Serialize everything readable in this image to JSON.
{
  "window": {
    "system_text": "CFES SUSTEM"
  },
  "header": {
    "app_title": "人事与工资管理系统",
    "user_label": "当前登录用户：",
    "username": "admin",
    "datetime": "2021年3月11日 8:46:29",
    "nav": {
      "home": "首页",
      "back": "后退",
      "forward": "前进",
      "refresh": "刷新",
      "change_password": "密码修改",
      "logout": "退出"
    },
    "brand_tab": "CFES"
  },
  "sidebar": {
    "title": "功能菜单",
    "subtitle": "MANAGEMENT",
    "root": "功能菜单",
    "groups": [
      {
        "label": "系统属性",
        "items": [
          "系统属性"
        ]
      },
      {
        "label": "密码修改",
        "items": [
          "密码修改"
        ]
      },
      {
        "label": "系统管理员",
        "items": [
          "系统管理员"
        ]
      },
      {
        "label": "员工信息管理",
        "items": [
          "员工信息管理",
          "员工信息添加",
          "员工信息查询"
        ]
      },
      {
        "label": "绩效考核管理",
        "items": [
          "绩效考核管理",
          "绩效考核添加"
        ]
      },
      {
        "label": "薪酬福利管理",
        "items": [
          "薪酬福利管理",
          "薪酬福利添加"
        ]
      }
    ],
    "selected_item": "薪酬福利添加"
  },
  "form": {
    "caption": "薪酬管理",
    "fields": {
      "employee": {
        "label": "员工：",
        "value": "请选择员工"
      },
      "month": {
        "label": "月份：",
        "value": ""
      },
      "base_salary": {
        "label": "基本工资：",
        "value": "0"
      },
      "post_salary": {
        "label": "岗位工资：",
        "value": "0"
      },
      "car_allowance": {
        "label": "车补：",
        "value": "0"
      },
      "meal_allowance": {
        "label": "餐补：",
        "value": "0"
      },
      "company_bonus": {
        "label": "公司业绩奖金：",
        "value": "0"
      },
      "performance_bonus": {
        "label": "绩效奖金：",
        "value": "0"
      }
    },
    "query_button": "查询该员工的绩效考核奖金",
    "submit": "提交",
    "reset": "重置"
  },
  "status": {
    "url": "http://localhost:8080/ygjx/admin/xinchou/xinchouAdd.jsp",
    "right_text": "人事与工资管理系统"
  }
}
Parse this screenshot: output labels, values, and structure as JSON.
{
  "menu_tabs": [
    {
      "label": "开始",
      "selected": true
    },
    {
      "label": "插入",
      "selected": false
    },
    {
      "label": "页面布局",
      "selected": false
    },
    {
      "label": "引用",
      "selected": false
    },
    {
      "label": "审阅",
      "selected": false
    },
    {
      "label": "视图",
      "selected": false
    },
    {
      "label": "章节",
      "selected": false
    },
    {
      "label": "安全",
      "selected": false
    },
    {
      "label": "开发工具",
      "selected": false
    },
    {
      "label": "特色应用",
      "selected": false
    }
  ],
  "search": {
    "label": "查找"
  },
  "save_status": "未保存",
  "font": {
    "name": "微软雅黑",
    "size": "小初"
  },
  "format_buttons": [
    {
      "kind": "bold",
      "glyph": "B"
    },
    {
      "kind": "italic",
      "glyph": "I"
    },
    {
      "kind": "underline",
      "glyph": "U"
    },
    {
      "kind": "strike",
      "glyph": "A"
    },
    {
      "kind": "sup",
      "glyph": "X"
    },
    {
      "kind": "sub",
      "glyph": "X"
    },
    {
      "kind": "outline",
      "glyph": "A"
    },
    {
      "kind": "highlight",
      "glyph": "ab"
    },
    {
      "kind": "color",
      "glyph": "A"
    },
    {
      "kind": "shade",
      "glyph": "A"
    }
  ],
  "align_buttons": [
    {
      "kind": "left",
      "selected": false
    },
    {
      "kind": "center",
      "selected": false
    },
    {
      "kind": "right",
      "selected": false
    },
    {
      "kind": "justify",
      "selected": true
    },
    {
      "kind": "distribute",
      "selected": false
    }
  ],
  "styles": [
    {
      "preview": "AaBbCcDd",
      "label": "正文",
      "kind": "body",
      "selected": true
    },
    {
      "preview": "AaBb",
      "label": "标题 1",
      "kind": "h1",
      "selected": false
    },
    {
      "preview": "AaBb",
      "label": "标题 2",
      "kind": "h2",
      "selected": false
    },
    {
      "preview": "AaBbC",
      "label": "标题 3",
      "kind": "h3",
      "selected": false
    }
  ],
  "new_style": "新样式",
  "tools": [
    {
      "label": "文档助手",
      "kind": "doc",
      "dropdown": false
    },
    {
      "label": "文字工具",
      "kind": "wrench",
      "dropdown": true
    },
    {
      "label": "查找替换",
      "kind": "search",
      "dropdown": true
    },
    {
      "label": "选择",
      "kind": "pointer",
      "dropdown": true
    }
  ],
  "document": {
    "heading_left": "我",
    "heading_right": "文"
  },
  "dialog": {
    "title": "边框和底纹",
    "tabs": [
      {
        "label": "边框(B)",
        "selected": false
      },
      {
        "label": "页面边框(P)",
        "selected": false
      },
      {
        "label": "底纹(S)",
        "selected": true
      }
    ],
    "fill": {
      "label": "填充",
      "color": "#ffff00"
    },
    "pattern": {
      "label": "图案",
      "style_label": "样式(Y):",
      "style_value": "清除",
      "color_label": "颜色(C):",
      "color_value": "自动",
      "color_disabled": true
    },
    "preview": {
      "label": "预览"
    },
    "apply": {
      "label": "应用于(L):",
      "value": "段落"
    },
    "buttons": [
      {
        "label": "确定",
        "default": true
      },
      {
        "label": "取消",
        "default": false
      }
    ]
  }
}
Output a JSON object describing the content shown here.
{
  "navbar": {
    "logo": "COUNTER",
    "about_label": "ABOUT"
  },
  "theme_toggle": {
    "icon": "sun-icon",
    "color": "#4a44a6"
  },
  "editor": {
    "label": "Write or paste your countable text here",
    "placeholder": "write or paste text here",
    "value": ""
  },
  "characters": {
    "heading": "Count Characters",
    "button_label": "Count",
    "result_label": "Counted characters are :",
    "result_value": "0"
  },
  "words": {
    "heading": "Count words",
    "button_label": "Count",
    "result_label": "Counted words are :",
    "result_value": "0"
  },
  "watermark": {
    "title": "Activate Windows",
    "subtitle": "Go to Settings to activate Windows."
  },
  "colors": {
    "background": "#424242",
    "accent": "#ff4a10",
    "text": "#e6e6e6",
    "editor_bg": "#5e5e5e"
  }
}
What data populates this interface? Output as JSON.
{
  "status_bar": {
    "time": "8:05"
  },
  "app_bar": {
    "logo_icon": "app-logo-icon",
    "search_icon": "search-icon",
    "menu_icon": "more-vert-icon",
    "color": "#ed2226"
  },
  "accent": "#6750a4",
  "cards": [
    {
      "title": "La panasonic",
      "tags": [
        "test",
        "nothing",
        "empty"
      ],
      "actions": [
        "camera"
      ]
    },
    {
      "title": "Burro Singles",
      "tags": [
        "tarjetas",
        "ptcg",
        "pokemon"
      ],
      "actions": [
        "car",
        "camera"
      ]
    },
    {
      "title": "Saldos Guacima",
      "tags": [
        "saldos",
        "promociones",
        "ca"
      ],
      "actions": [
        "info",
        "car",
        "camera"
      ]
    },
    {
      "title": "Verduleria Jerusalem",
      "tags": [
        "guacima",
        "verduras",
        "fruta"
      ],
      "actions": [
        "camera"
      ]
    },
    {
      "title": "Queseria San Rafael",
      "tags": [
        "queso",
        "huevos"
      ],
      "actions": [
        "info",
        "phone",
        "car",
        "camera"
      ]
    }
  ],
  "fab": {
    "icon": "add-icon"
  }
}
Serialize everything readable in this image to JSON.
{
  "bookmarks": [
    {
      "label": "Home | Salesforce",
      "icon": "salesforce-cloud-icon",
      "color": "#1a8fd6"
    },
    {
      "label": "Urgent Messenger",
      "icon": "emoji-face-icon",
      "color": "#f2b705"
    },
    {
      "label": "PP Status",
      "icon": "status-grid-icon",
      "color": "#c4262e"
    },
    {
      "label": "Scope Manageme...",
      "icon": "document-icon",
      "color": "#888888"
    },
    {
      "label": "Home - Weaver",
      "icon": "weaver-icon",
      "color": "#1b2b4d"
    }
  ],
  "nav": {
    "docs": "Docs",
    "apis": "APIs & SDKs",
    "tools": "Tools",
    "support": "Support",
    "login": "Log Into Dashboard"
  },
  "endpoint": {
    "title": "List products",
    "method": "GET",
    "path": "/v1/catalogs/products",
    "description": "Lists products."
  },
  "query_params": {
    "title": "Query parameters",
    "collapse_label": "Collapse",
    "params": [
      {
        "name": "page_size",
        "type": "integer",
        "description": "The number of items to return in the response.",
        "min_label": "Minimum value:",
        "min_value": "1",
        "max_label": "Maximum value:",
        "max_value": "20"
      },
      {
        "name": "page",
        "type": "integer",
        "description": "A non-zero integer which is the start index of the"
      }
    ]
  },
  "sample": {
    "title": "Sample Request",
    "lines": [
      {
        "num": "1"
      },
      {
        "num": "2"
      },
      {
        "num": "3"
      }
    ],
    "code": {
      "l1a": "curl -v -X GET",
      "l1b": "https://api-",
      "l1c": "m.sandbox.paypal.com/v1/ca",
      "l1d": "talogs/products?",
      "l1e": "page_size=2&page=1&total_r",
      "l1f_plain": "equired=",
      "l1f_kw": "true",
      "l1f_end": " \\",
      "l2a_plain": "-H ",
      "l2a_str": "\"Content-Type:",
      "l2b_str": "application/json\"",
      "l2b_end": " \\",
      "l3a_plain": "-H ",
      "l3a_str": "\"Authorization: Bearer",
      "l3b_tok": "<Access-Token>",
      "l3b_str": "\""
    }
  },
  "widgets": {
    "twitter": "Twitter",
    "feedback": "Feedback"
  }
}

### GIVEN INSTRUCTION:
Pick each line holding the word "Windows" out of the data and copy it.

### WRITTEN SOLUTION:
    "title": "Activate Windows",
    "subtitle": "Go to Settings to activate Windows."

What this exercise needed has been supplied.